Data entries:

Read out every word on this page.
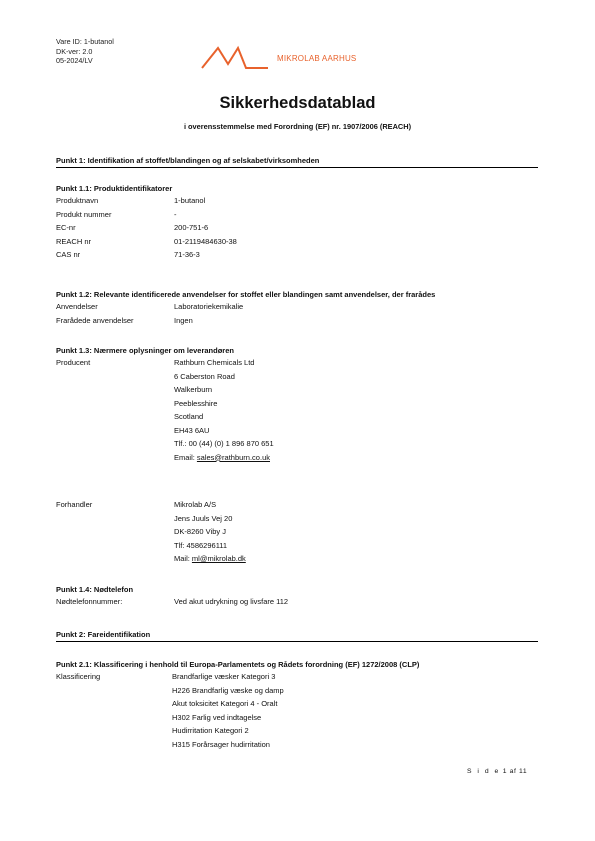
Vare ID: 1-butanol
DK-ver: 2.0
05-2024/LV	MIKROLAB AARHUS
Sikkerhedsdatablad
i overensstemmelse med Forordning (EF) nr. 1907/2006 (REACH)
Punkt 1: Identifikation af stoffet/blandingen og af selskabet/virksomheden
Punkt 1.1: Produktidentifikatorer
Produktnavn	1-butanol
Produkt nummer	-
EC-nr	200-751-6
REACH nr	01-2119484630-38
CAS nr	71-36-3
Punkt 1.2: Relevante identificerede anvendelser for stoffet eller blandingen samt anvendelser, der frarådes
Anvendelser	Laboratoriekemikalie
Frarådede anvendelser	Ingen
Punkt 1.3: Nærmere oplysninger om leverandøren
Producent	Rathburn Chemicals Ltd
6 Caberston Road
Walkerburn
Peeblesshire
Scotland
EH43 6AU
Tlf.: 00 (44) (0) 1 896 870 651
Email: sales@rathburn.co.uk
Forhandler	Mikrolab A/S
Jens Juuls Vej 20
DK-8260 Viby J
Tlf: 4586296111
Mail: ml@mikrolab.dk
Punkt 1.4: Nødtelefon
Nødtelefonnummer:	Ved akut udrykning og livsfare 112
Punkt 2: Fareidentifikation
Punkt 2.1: Klassificering i henhold til Europa-Parlamentets og Rådets forordning (EF) 1272/2008 (CLP)
Klassificering	Brandfarlige væsker Kategori 3
H226 Brandfarlig væske og damp
Akut toksicitet Kategori 4 - Oralt
H302 Farlig ved indtagelse
Hudirritation Kategori 2
H315 Forårsager hudirritation
S i d e 1 af 11
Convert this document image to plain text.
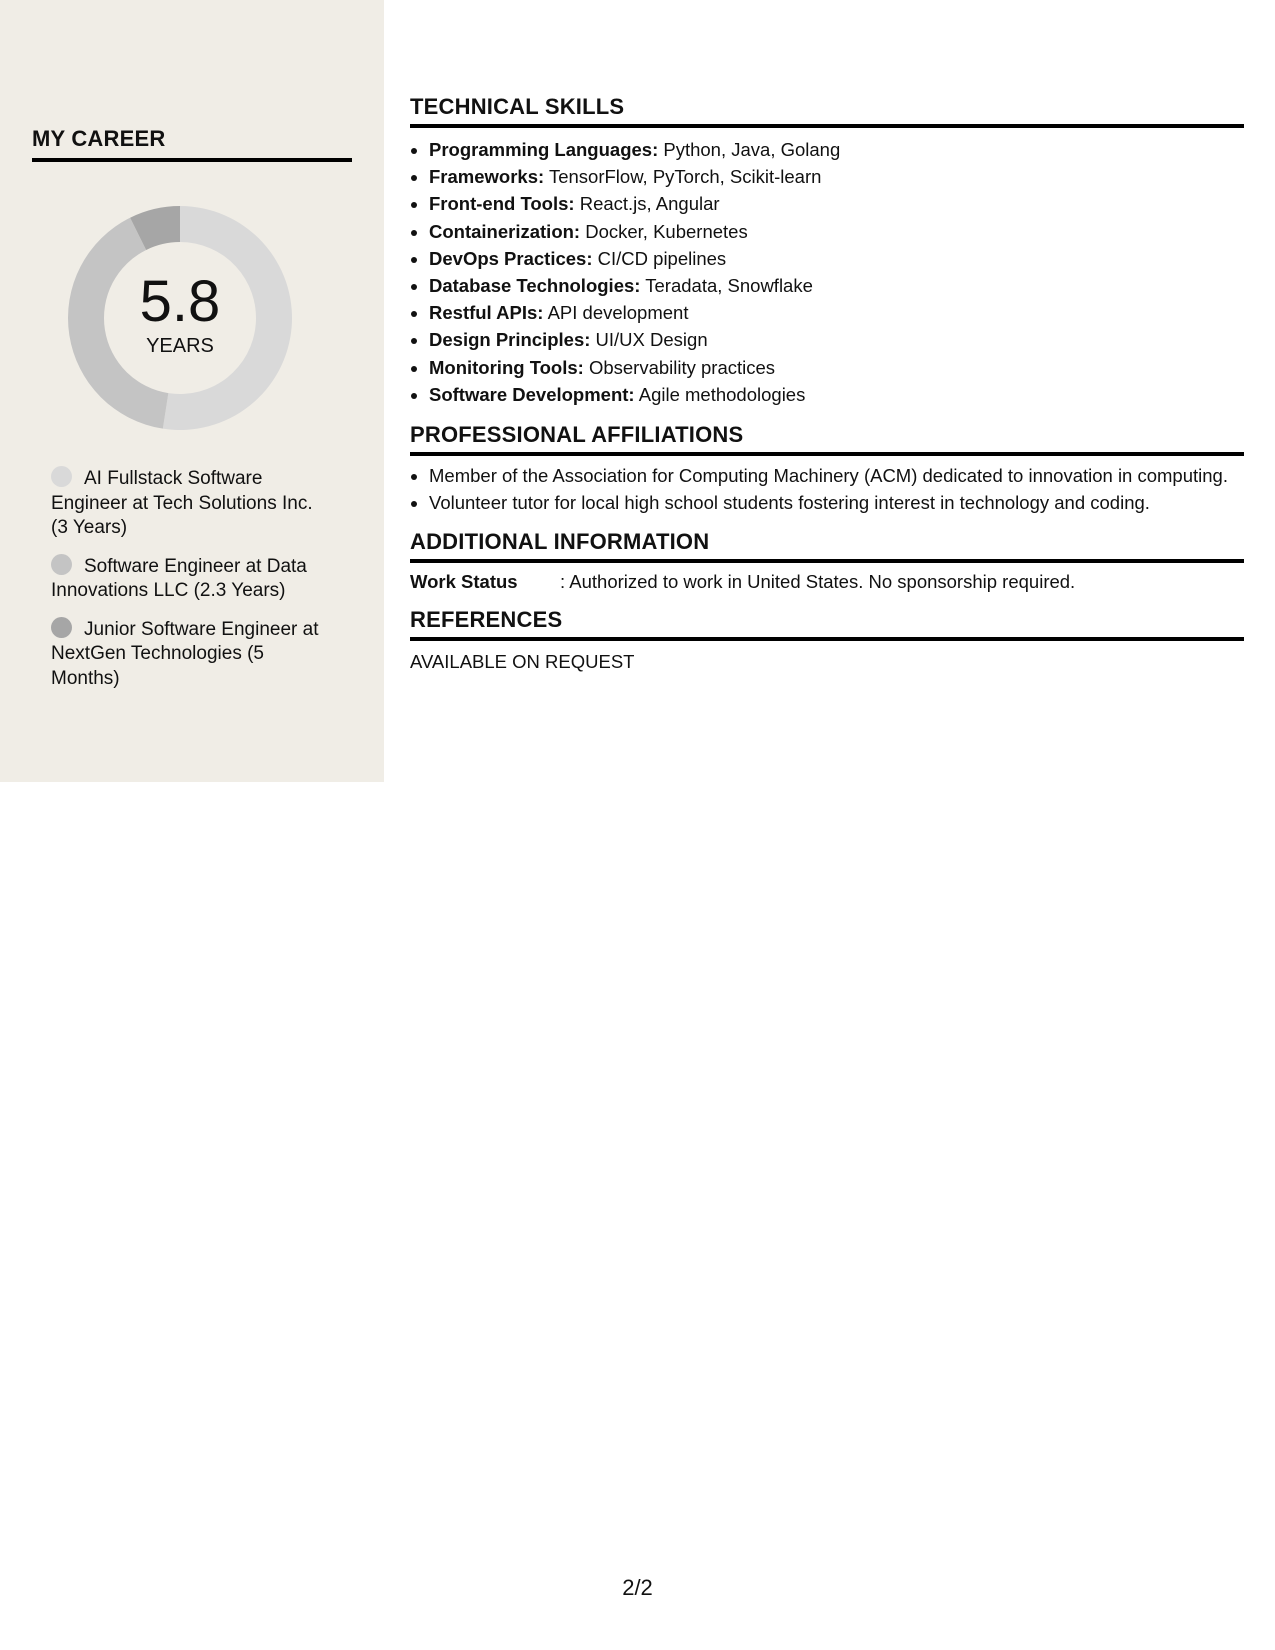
MY CAREER
5.8
YEARS
AI Fullstack Software Engineer at Tech Solutions Inc. (3 Years)
Software Engineer at Data Innovations LLC (2.3 Years)
Junior Software Engineer at NextGen Technologies (5 Months)
TECHNICAL SKILLS
• Programming Languages: Python, Java, Golang
• Frameworks: TensorFlow, PyTorch, Scikit-learn
• Front-end Tools: React.js, Angular
• Containerization: Docker, Kubernetes
• DevOps Practices: CI/CD pipelines
• Database Technologies: Teradata, Snowflake
• Restful APIs: API development
• Design Principles: UI/UX Design
• Monitoring Tools: Observability practices
• Software Development: Agile methodologies
PROFESSIONAL AFFILIATIONS
• Member of the Association for Computing Machinery (ACM) dedicated to innovation in computing.
• Volunteer tutor for local high school students fostering interest in technology and coding.
ADDITIONAL INFORMATION
Work Status	: Authorized to work in United States. No sponsorship required.
REFERENCES
AVAILABLE ON REQUEST
2/2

YOUR GOAL: Identify each line in the entries with the word "Kategori" and copy it.

REPLY TO THE EXERCISE:
Klassificering	Brandfarlige væsker Kategori 3
Akut toksicitet Kategori 4 - Oralt
Hudirritation Kategori 2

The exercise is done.